# [RECORD EXCERPTS]
+++++
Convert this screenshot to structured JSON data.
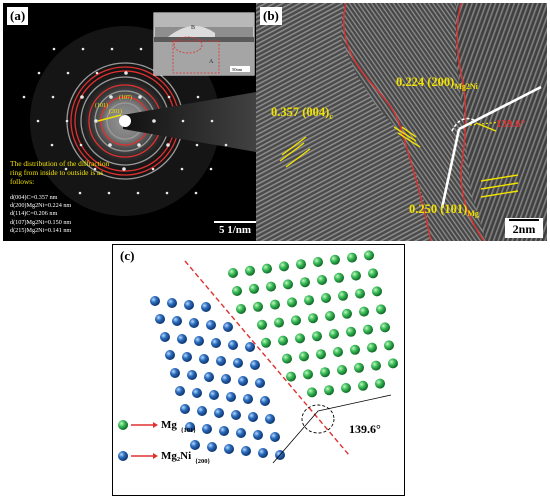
{
  "figure": {
    "panel_a": {
      "label": "(a)",
      "scale_bar": "5 1/nm",
      "inset_scale": "50nm",
      "inset_letters": [
        "B",
        "A"
      ],
      "ring_labels": [
        "(101)",
        "(107)",
        "(201)"
      ],
      "description": "The distribution of the diffraction ring from inside to outside is as follows:",
      "d_spacings": [
        "d(004)C=0.357 nm",
        "d(200)Mg2Ni=0.224 nm",
        "d(114)C=0.206 nm",
        "d(107)Mg2Ni=0.150 nm",
        "d(215)Mg2Ni=0.141 nm"
      ]
    },
    "panel_b": {
      "label": "(b)",
      "scale_bar": "2nm",
      "angle": "139.6°",
      "fringe_c": {
        "value": "0.357 (004)",
        "sub": "c"
      },
      "fringe_mg2ni": {
        "value": "0.224 (200)",
        "sub": "Mg2Ni"
      },
      "fringe_mg": {
        "value": "0.250 (101)",
        "sub": "Mg"
      }
    },
    "panel_c": {
      "label": "(c)",
      "angle": "139.6°",
      "legend": [
        {
          "name": "Mg",
          "plane": "{101}",
          "color": "#3dbf5a"
        },
        {
          "name": "Mg₂Ni",
          "plane": "{200}",
          "color": "#2c6fc0"
        }
      ]
    }
  }
}
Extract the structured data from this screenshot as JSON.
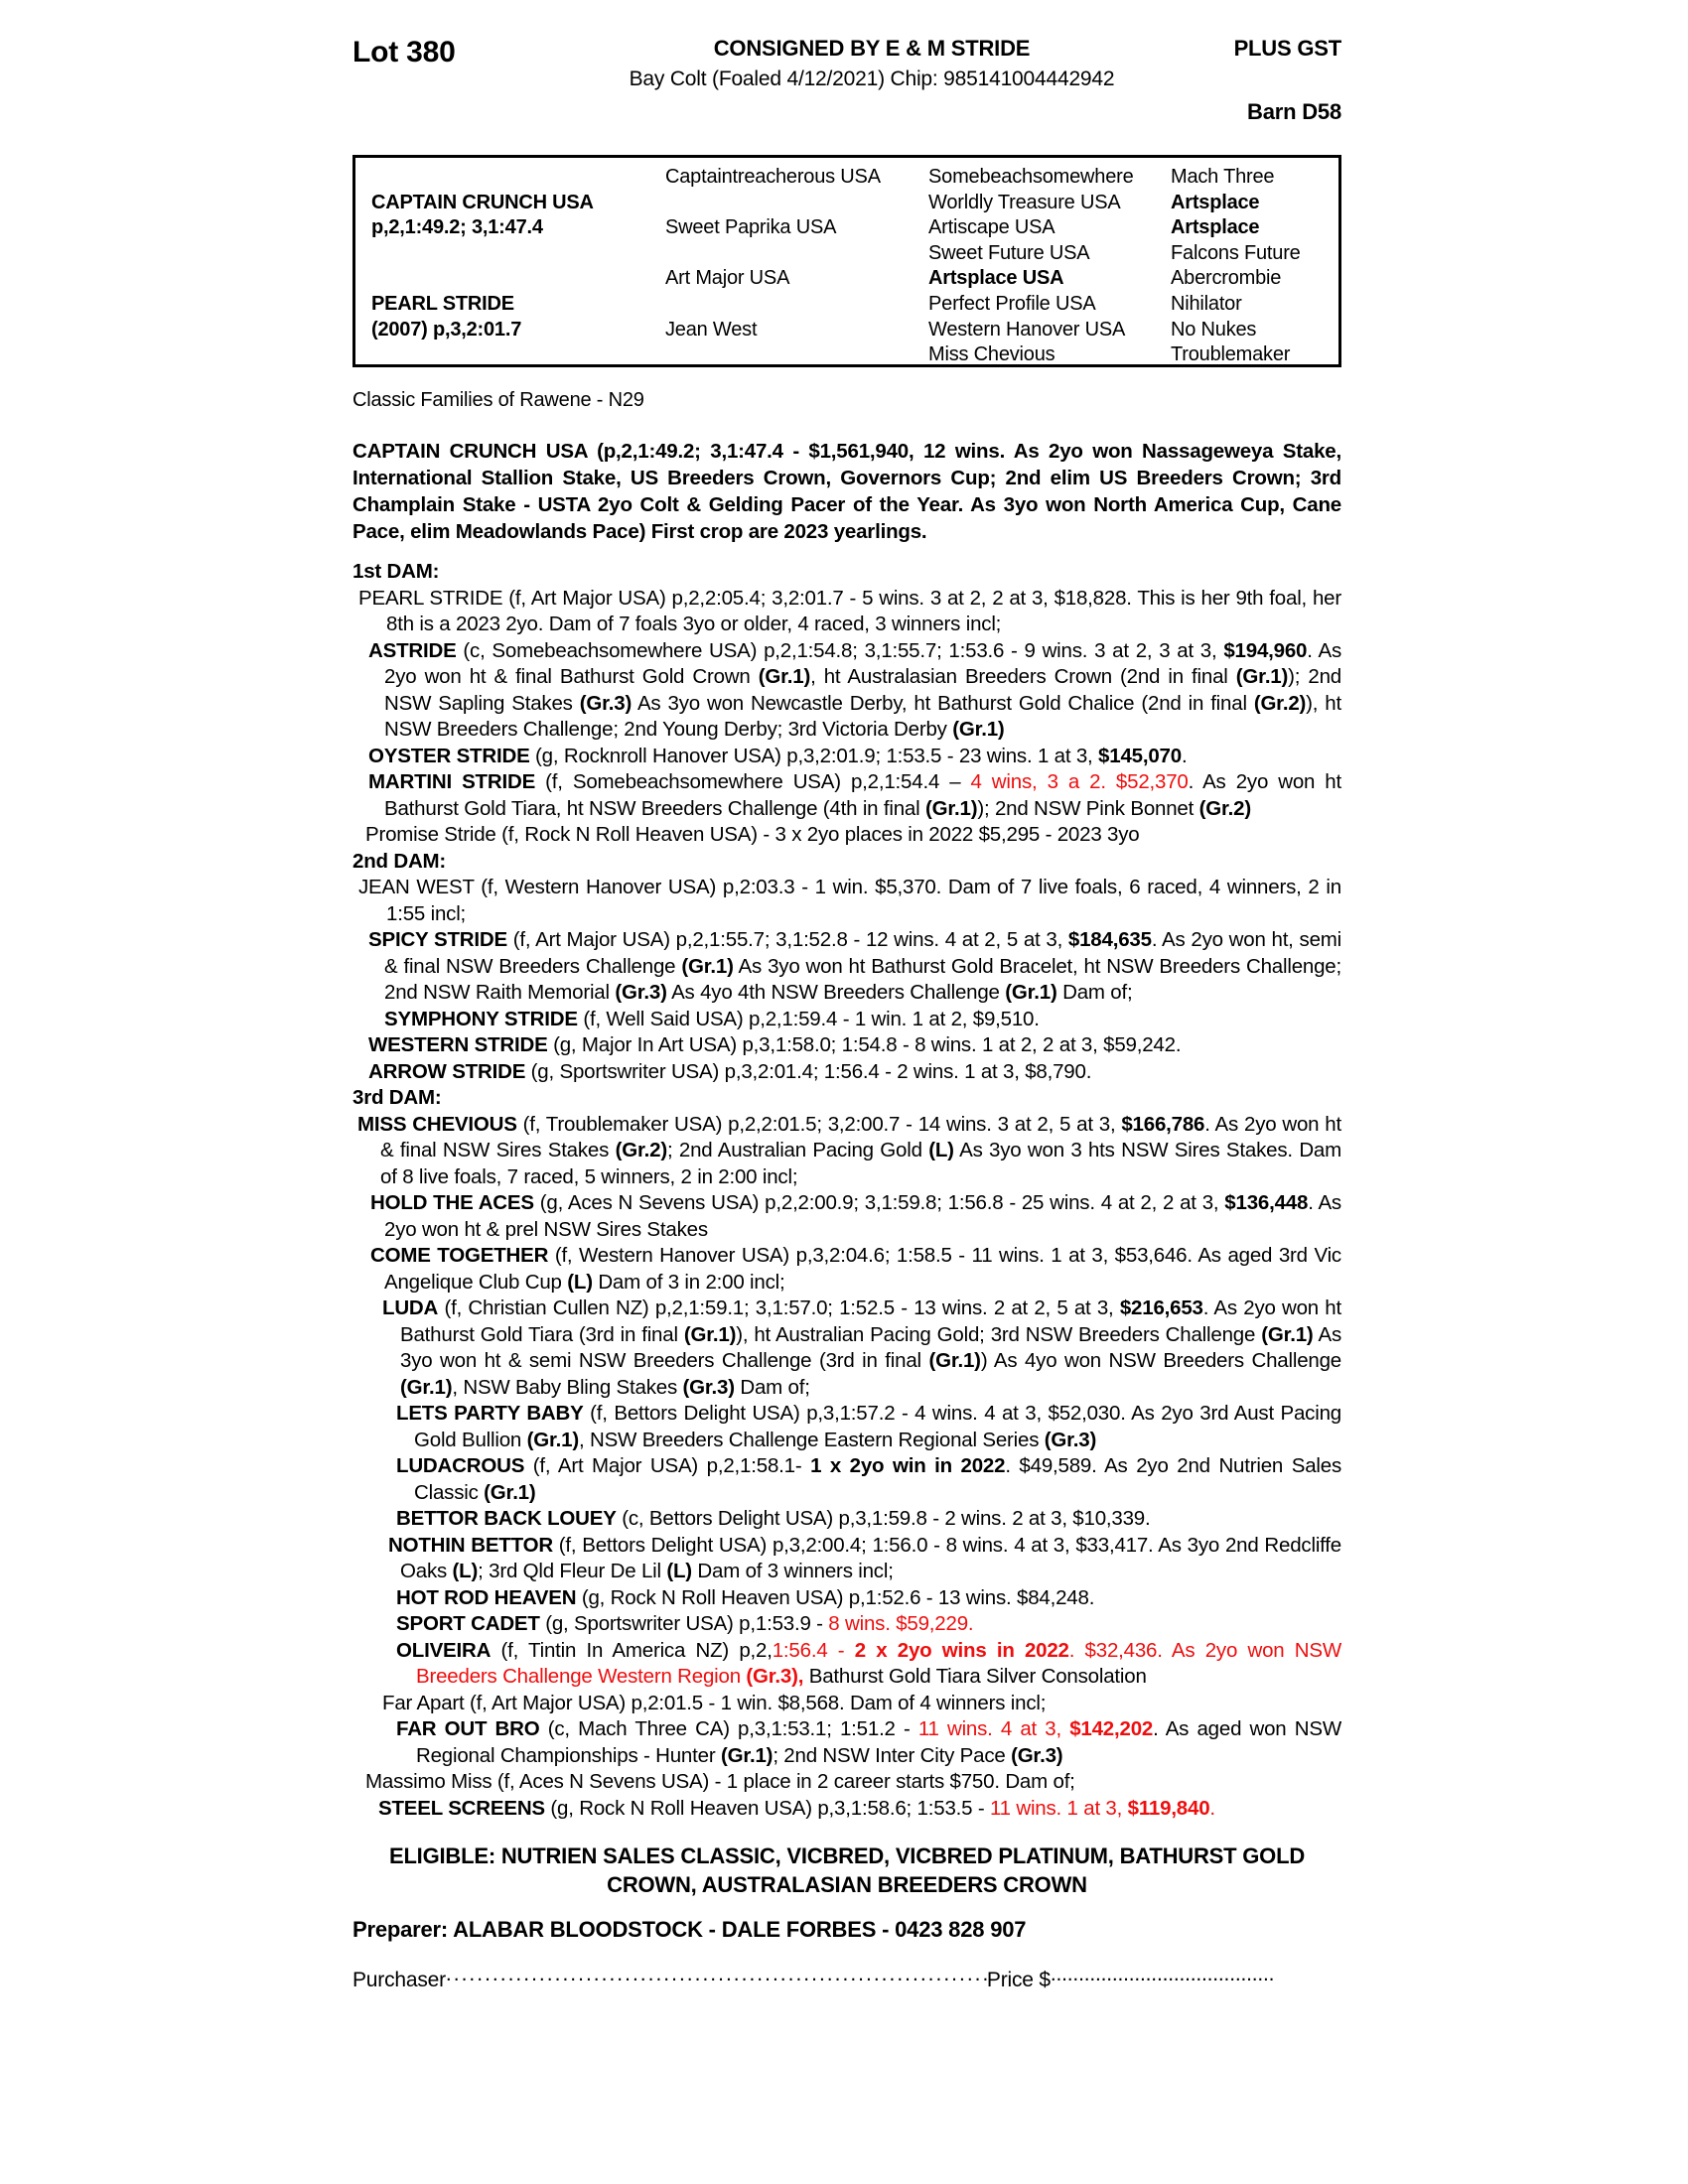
+++++
# [PROBLEM REQUIREMENTS]
Return each line in the records that holds the string "data".

# [CORRECT RESPONSE]
Convert this screenshot to structured JSON data.
Extract the structured data from this screenshot as JSON.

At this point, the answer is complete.